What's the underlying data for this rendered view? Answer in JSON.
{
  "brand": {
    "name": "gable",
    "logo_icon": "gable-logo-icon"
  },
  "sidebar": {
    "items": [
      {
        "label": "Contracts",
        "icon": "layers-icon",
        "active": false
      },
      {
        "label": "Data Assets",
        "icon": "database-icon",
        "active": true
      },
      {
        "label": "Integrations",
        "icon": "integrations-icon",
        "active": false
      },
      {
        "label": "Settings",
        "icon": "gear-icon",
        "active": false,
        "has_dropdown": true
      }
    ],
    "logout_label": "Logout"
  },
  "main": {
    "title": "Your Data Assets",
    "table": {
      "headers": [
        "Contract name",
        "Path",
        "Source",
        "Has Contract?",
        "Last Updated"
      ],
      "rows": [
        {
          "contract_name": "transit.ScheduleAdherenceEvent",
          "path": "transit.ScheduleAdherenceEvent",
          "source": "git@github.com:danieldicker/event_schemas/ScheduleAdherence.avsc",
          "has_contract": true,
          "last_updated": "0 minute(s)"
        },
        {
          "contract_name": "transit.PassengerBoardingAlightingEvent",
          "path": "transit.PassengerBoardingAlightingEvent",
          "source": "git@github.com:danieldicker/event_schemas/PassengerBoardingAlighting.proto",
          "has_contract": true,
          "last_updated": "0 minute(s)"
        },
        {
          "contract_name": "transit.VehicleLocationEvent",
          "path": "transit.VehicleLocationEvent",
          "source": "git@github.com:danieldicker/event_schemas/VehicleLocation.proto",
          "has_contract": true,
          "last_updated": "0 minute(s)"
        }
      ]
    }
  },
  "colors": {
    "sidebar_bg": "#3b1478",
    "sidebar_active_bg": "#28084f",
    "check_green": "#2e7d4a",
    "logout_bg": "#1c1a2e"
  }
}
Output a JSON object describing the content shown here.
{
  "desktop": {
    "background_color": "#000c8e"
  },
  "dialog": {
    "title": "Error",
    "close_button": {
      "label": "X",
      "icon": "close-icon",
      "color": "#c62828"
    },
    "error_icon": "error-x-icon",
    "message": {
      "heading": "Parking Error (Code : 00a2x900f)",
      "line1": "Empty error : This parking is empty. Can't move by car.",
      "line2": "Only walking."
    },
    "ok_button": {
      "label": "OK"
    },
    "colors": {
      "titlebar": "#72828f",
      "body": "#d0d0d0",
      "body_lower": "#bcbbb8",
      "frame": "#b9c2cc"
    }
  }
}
■ ■ ■
What is expected => Restate the whole listing exactly.

Full solution =>
What's the underlying data for this rendered view? Answer in JSON.
{
  "brand": {
    "name": "gable",
    "logo_icon": "gable-logo-icon"
  },
  "sidebar": {
    "items": [
      {
        "label": "Contracts",
        "icon": "layers-icon",
        "active": false
      },
      {
        "label": "Data Assets",
        "icon": "database-icon",
        "active": true
      },
      {
        "label": "Integrations",
        "icon": "integrations-icon",
        "active": false
      },
      {
        "label": "Settings",
        "icon": "gear-icon",
        "active": false,
        "has_dropdown": true
      }
    ],
    "logout_label": "Logout"
  },
  "main": {
    "title": "Your Data Assets",
    "table": {
      "headers": [
        "Contract name",
        "Path",
        "Source",
        "Has Contract?",
        "Last Updated"
      ],
      "rows": [
        {
          "contract_name": "transit.ScheduleAdherenceEvent",
          "path": "transit.ScheduleAdherenceEvent",
          "source": "git@github.com:danieldicker/event_schemas/ScheduleAdherence.avsc",
          "has_contract": true,
          "last_updated": "0 minute(s)"
        },
        {
          "contract_name": "transit.PassengerBoardingAlightingEvent",
          "path": "transit.PassengerBoardingAlightingEvent",
          "source": "git@github.com:danieldicker/event_schemas/PassengerBoardingAlighting.proto",
          "has_contract": true,
          "last_updated": "0 minute(s)"
        },
        {
          "contract_name": "transit.VehicleLocationEvent",
          "path": "transit.VehicleLocationEvent",
          "source": "git@github.com:danieldicker/event_schemas/VehicleLocation.proto",
          "has_contract": true,
          "last_updated": "0 minute(s)"
        }
      ]
    }
  },
  "colors": {
    "sidebar_bg": "#3b1478",
    "sidebar_active_bg": "#28084f",
    "check_green": "#2e7d4a",
    "logout_bg": "#1c1a2e"
  }
}
Output a JSON object describing the content shown here.
{
  "desktop": {
    "background_color": "#000c8e"
  },
  "dialog": {
    "title": "Error",
    "close_button": {
      "label": "X",
      "icon": "close-icon",
      "color": "#c62828"
    },
    "error_icon": "error-x-icon",
    "message": {
      "heading": "Parking Error (Code : 00a2x900f)",
      "line1": "Empty error : This parking is empty. Can't move by car.",
      "line2": "Only walking."
    },
    "ok_button": {
      "label": "OK"
    },
    "colors": {
      "titlebar": "#72828f",
      "body": "#d0d0d0",
      "body_lower": "#bcbbb8",
      "frame": "#b9c2cc"
    }
  }
}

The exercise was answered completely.